_WHAT IS ASKED_: Each line below must be set down exactly; omit any image you find.

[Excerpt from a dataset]
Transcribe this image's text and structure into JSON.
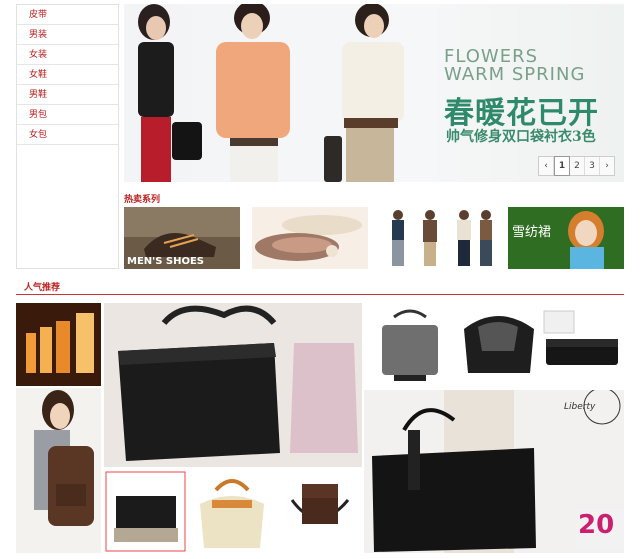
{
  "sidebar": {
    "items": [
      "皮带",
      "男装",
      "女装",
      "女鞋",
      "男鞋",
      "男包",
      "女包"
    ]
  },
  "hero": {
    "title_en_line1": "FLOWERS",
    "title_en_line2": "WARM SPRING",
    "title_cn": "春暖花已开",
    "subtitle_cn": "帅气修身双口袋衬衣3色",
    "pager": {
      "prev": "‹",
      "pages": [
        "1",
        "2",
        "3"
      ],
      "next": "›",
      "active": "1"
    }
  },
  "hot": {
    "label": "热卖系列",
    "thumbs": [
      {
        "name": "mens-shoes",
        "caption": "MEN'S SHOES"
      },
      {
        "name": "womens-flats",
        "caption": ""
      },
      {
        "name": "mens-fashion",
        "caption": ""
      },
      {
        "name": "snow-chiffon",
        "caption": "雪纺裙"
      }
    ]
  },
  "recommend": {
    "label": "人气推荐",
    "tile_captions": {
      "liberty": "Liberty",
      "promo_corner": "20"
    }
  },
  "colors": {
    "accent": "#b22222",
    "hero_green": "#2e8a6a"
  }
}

_CORRECT RESPONSE_:
Transcribe this image's text and structure into JSON.
{
  "sidebar": {
    "items": [
      "皮带",
      "男装",
      "女装",
      "女鞋",
      "男鞋",
      "男包",
      "女包"
    ]
  },
  "hero": {
    "title_en_line1": "FLOWERS",
    "title_en_line2": "WARM SPRING",
    "title_cn": "春暖花已开",
    "subtitle_cn": "帅气修身双口袋衬衣3色",
    "pager": {
      "prev": "‹",
      "pages": [
        "1",
        "2",
        "3"
      ],
      "next": "›",
      "active": "1"
    }
  },
  "hot": {
    "label": "热卖系列",
    "thumbs": [
      {
        "name": "mens-shoes",
        "caption": "MEN'S SHOES"
      },
      {
        "name": "womens-flats",
        "caption": ""
      },
      {
        "name": "mens-fashion",
        "caption": ""
      },
      {
        "name": "snow-chiffon",
        "caption": "雪纺裙"
      }
    ]
  },
  "recommend": {
    "label": "人气推荐",
    "tile_captions": {
      "liberty": "Liberty",
      "promo_corner": "20"
    }
  },
  "colors": {
    "accent": "#b22222",
    "hero_green": "#2e8a6a"
  }
}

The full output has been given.